#### [Task description]
Go through the material and pull out every line with the string "search" in it.

Data entries
◇ ◇ ◇ ◇

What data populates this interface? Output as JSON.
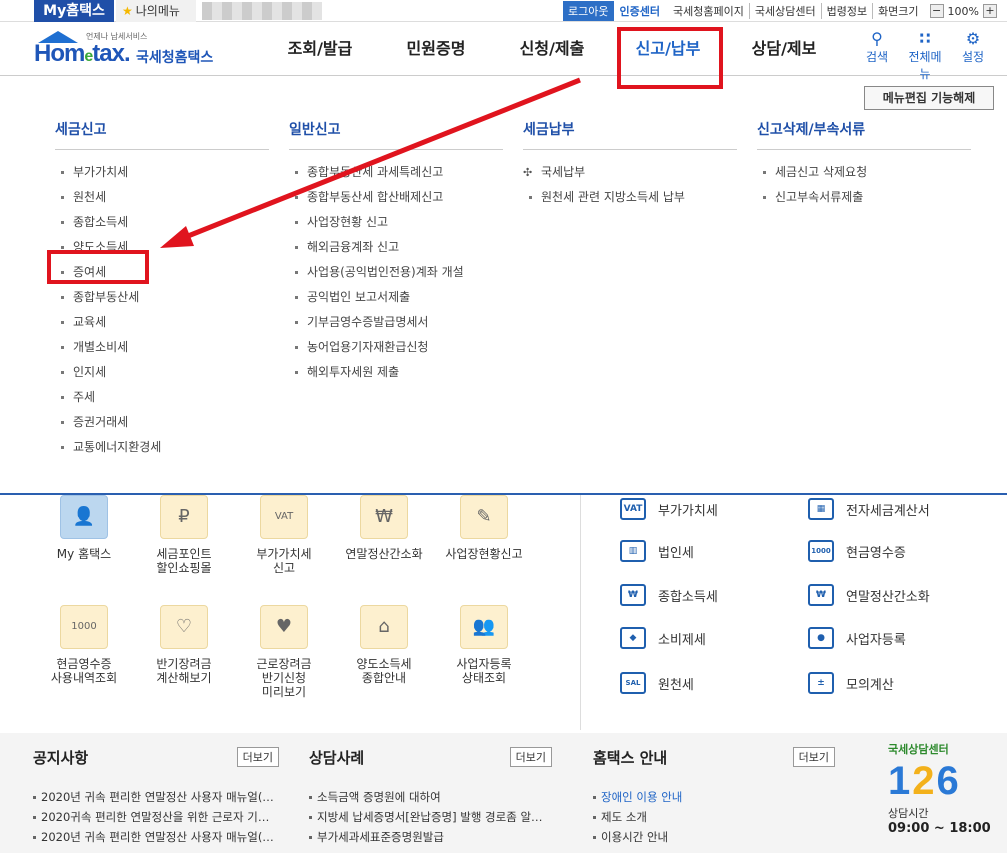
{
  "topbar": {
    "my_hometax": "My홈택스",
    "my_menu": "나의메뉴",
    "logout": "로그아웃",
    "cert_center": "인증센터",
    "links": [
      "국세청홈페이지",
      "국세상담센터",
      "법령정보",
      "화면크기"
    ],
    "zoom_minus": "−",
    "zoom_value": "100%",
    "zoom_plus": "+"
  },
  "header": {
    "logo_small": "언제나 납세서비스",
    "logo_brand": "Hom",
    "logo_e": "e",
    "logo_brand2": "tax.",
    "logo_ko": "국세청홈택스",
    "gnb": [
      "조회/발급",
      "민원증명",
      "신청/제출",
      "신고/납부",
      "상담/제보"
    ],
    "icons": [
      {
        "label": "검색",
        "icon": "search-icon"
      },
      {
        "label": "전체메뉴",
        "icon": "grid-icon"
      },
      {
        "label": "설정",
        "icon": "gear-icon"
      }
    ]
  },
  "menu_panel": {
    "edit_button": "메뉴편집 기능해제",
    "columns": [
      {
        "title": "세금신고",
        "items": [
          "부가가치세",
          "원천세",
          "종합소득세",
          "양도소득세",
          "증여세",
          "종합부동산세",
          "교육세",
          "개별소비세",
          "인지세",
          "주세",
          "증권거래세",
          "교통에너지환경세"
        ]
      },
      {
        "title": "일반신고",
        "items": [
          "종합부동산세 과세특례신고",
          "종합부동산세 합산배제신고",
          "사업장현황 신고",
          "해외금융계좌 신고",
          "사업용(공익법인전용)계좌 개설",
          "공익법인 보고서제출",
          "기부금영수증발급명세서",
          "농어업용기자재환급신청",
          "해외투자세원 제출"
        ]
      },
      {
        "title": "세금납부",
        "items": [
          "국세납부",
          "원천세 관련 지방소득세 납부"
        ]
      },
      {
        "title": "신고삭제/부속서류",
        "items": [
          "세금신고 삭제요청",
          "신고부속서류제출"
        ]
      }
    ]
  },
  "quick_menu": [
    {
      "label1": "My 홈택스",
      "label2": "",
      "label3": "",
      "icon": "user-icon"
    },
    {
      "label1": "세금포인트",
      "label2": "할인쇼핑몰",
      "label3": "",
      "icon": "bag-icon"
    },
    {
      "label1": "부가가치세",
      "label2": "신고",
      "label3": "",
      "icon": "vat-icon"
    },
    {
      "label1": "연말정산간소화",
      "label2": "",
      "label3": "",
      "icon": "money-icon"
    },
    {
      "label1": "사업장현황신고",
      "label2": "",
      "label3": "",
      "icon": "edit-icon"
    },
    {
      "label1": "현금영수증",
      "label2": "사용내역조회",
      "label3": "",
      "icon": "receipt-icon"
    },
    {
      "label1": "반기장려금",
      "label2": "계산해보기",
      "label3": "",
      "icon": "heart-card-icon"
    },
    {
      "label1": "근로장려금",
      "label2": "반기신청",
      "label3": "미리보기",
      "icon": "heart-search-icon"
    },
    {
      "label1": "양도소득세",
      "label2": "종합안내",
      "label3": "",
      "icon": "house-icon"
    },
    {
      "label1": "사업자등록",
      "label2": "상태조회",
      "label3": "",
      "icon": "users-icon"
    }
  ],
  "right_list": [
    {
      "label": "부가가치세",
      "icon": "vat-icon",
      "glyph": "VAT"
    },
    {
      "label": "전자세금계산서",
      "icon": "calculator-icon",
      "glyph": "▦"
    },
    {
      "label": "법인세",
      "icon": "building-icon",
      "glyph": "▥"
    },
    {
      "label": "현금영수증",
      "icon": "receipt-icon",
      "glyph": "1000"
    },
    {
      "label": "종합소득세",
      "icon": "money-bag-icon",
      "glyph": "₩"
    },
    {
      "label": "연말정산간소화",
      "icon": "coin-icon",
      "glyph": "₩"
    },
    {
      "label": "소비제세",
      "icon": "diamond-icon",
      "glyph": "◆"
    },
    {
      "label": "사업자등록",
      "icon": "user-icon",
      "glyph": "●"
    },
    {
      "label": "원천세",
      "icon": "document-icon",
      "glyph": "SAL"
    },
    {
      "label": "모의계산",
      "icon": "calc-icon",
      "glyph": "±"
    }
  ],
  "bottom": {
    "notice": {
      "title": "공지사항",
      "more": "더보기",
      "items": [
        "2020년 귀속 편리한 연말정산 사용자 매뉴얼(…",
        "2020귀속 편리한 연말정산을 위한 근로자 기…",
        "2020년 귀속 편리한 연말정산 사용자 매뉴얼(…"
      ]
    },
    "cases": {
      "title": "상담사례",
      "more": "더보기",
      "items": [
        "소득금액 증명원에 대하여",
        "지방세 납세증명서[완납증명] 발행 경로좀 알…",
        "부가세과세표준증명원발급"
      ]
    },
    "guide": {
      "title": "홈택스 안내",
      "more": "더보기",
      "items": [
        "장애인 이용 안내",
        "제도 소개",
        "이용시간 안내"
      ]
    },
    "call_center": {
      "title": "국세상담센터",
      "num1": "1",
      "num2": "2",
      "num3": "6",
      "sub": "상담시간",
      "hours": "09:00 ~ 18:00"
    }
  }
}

◇ ◇ ◇ ◇

#### [Exercise solution]
        "icon": "search-icon"
      "icon": "heart-search-icon"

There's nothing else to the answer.